§ Do this: Each line containing the word "Server" must be collected.

[Collected data]

§ §

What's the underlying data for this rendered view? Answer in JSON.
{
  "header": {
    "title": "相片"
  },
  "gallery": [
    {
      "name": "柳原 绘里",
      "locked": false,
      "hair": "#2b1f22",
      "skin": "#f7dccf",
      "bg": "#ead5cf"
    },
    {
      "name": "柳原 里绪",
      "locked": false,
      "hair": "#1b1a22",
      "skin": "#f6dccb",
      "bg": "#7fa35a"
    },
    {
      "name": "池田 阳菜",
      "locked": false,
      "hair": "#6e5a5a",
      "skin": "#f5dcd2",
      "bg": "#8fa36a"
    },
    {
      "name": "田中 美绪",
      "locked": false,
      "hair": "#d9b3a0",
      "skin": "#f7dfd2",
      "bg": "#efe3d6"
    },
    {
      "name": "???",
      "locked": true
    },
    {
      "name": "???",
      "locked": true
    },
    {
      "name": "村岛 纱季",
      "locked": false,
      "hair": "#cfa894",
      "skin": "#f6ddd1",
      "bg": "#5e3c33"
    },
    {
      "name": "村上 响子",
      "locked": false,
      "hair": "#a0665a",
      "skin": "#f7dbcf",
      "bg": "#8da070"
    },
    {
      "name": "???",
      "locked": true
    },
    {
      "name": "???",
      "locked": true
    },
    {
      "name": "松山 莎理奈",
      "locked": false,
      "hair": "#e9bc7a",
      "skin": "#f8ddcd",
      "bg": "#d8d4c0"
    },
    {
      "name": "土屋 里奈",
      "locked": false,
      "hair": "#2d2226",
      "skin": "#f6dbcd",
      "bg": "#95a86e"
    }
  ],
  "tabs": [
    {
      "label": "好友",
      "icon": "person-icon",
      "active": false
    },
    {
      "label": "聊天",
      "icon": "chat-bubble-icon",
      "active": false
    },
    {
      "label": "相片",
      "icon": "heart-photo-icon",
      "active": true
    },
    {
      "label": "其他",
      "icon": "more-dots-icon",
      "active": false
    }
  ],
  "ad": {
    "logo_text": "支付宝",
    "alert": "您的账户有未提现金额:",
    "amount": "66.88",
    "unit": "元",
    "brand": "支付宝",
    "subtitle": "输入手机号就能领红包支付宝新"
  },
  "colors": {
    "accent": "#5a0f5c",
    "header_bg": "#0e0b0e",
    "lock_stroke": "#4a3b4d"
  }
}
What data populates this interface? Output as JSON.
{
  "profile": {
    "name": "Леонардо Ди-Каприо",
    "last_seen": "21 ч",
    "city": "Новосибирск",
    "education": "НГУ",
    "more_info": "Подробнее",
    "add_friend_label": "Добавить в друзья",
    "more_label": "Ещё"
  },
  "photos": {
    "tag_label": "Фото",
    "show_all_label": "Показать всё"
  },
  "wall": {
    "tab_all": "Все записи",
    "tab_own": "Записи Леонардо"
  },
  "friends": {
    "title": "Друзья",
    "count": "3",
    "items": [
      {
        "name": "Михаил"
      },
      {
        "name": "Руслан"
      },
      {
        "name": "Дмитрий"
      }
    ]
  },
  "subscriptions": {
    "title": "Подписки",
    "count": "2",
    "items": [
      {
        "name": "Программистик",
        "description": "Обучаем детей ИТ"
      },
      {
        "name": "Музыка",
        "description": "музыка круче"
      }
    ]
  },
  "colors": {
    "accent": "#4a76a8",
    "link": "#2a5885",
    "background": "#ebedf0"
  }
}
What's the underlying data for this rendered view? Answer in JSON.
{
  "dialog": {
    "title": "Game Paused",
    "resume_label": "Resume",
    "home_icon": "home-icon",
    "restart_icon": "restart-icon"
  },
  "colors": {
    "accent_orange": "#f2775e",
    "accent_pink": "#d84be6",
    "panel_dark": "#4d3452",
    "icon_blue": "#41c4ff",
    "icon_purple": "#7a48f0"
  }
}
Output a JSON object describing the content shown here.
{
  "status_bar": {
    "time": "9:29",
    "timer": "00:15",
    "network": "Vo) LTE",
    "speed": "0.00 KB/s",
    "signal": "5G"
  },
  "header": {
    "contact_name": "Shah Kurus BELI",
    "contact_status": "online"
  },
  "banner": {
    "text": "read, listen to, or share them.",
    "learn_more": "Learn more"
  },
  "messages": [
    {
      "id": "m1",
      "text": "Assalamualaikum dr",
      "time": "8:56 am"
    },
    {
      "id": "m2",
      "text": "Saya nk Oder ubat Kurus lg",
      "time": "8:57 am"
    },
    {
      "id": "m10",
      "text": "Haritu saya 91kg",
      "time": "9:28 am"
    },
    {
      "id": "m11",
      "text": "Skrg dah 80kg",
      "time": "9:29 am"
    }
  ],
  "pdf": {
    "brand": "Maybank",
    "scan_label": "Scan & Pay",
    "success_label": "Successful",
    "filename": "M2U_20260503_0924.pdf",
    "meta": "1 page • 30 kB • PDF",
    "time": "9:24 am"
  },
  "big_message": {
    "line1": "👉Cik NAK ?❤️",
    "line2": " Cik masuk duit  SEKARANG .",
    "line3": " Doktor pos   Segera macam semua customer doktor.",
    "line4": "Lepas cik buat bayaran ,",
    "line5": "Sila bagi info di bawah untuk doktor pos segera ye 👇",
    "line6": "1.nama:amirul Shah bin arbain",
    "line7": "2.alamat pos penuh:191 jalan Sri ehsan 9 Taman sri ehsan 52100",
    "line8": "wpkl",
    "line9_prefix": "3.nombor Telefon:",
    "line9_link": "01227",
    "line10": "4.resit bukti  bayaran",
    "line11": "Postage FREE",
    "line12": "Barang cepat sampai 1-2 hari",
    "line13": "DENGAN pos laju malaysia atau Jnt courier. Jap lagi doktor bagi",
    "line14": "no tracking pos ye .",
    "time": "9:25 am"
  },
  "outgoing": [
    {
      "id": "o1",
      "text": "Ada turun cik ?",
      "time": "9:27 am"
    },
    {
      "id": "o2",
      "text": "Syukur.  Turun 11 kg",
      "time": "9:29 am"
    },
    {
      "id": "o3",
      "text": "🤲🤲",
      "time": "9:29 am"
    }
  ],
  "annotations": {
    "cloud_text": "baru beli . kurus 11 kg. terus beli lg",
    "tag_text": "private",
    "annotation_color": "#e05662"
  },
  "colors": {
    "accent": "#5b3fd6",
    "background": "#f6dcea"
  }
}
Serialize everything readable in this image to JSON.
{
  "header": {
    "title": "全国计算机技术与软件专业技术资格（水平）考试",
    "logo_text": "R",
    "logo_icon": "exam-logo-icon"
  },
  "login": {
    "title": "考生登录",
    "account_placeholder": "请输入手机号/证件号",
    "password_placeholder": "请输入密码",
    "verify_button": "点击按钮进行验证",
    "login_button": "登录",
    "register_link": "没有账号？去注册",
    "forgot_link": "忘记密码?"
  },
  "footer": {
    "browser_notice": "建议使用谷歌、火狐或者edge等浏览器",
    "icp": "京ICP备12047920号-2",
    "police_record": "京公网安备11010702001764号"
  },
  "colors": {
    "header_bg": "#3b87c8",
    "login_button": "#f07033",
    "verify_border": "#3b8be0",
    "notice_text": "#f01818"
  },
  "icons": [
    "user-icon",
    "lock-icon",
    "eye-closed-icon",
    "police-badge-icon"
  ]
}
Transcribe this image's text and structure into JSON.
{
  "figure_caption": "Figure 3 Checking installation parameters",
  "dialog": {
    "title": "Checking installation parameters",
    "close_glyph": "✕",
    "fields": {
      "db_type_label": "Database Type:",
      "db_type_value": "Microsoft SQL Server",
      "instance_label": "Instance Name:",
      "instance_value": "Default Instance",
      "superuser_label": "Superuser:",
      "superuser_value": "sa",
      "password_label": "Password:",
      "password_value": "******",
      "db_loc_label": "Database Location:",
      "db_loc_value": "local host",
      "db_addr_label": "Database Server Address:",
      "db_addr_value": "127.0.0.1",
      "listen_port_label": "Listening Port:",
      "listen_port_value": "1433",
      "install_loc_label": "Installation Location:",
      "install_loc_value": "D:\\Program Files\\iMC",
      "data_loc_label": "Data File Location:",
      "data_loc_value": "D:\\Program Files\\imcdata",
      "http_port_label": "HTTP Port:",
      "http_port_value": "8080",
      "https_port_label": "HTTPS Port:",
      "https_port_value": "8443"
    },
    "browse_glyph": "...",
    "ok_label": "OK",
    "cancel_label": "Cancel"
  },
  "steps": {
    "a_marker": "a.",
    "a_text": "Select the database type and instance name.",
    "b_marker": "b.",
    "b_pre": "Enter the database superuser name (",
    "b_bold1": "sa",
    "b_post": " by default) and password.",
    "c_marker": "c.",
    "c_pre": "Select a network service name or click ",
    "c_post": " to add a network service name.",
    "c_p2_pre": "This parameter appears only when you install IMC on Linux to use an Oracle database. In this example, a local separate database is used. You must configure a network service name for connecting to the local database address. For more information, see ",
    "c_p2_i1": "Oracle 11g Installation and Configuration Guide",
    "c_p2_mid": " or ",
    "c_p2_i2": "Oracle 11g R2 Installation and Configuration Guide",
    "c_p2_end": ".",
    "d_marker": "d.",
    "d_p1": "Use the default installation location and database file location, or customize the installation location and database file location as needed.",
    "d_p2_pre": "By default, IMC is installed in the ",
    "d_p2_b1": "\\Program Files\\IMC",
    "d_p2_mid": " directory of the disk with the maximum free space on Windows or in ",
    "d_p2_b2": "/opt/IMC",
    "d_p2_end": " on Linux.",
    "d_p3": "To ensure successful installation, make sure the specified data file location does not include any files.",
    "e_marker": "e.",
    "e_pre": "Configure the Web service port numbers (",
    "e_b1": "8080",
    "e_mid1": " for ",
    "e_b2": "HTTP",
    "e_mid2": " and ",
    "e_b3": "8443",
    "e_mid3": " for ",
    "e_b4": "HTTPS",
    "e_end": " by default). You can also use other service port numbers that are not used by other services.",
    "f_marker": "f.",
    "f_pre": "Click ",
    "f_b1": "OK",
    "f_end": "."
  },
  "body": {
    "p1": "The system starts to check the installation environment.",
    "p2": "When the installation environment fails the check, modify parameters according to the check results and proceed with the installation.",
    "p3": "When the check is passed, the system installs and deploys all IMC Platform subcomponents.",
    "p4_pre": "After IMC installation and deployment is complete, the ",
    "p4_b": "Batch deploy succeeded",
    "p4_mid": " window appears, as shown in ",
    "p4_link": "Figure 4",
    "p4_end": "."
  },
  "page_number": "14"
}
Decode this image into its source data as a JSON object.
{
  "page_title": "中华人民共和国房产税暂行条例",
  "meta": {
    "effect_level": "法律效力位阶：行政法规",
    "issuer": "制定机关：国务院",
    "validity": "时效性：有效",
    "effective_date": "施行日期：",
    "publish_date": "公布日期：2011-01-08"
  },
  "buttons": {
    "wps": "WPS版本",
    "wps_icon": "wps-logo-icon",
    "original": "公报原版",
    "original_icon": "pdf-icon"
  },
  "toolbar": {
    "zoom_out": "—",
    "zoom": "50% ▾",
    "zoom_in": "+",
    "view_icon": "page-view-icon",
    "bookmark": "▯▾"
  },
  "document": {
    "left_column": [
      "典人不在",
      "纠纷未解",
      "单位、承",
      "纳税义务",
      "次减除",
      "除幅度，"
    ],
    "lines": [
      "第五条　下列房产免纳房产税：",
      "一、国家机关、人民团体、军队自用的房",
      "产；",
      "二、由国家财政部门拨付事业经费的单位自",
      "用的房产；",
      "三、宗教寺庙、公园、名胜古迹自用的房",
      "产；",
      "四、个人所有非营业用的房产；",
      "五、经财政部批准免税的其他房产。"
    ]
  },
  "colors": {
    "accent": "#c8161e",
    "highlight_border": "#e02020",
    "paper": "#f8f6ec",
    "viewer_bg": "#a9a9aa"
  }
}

§ §

§ Task response:
      "db_type_value": "Microsoft SQL Server",
      "db_addr_label": "Database Server Address:",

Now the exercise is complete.